## What you are asked to do
Reproduce the records that follow in full, excluding any picture they contain.

┌─ Recorded data

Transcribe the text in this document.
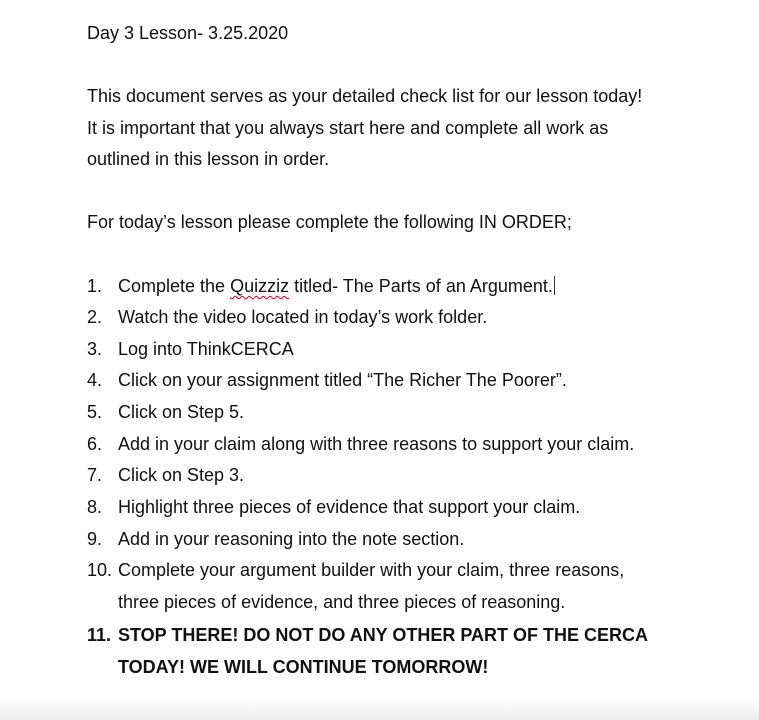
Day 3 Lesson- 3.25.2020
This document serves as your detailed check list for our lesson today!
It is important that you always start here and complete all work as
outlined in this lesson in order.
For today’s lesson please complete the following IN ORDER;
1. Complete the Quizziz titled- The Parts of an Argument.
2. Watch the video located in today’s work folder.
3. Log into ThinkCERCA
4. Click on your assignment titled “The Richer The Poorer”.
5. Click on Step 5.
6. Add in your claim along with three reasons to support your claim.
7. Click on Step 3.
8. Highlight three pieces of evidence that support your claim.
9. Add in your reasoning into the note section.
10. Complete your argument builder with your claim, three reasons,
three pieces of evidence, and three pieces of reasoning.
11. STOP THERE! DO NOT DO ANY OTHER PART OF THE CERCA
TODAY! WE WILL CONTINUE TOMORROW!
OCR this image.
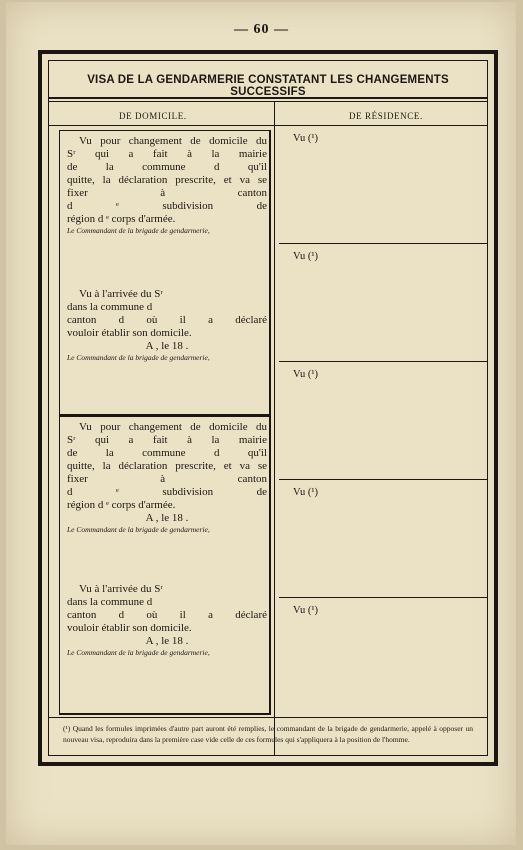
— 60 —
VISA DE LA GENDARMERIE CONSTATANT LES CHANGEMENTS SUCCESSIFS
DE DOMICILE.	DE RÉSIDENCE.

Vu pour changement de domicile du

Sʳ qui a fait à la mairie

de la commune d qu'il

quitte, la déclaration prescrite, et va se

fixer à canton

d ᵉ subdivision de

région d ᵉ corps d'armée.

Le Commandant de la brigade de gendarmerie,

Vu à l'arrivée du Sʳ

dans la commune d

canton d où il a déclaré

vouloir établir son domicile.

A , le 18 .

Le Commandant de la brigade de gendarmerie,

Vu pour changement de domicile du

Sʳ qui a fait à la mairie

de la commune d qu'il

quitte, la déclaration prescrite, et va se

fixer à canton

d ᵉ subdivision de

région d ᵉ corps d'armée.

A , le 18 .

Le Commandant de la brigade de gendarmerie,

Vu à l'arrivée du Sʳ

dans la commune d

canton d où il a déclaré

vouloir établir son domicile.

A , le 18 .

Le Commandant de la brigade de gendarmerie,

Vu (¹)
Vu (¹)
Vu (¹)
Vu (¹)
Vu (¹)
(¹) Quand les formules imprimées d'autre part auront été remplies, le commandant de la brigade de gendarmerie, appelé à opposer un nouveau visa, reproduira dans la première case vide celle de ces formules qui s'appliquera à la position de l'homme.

└─

## Response to this exercise
Transcribe the text in this document.
Day 3 Lesson- 3.25.2020
This document serves as your detailed check list for our lesson today!
It is important that you always start here and complete all work as
outlined in this lesson in order.
For today’s lesson please complete the following IN ORDER;
1. Complete the Quizziz titled- The Parts of an Argument.
2. Watch the video located in today’s work folder.
3. Log into ThinkCERCA
4. Click on your assignment titled “The Richer The Poorer”.
5. Click on Step 5.
6. Add in your claim along with three reasons to support your claim.
7. Click on Step 3.
8. Highlight three pieces of evidence that support your claim.
9. Add in your reasoning into the note section.
10. Complete your argument builder with your claim, three reasons,
three pieces of evidence, and three pieces of reasoning.
11. STOP THERE! DO NOT DO ANY OTHER PART OF THE CERCA
TODAY! WE WILL CONTINUE TOMORROW!
OCR this image.
— 60 —
VISA DE LA GENDARMERIE CONSTATANT LES CHANGEMENTS SUCCESSIFS
DE DOMICILE.	DE RÉSIDENCE.

Vu pour changement de domicile du

Sʳ qui a fait à la mairie

de la commune d qu'il

quitte, la déclaration prescrite, et va se

fixer à canton

d ᵉ subdivision de

région d ᵉ corps d'armée.

Le Commandant de la brigade de gendarmerie,

Vu à l'arrivée du Sʳ

dans la commune d

canton d où il a déclaré

vouloir établir son domicile.

A , le 18 .

Le Commandant de la brigade de gendarmerie,

Vu pour changement de domicile du

Sʳ qui a fait à la mairie

de la commune d qu'il

quitte, la déclaration prescrite, et va se

fixer à canton

d ᵉ subdivision de

région d ᵉ corps d'armée.

A , le 18 .

Le Commandant de la brigade de gendarmerie,

Vu à l'arrivée du Sʳ

dans la commune d

canton d où il a déclaré

vouloir établir son domicile.

A , le 18 .

Le Commandant de la brigade de gendarmerie,

Vu (¹)
Vu (¹)
Vu (¹)
Vu (¹)
Vu (¹)
(¹) Quand les formules imprimées d'autre part auront été remplies, le commandant de la brigade de gendarmerie, appelé à opposer un nouveau visa, reproduira dans la première case vide celle de ces formules qui s'appliquera à la position de l'homme.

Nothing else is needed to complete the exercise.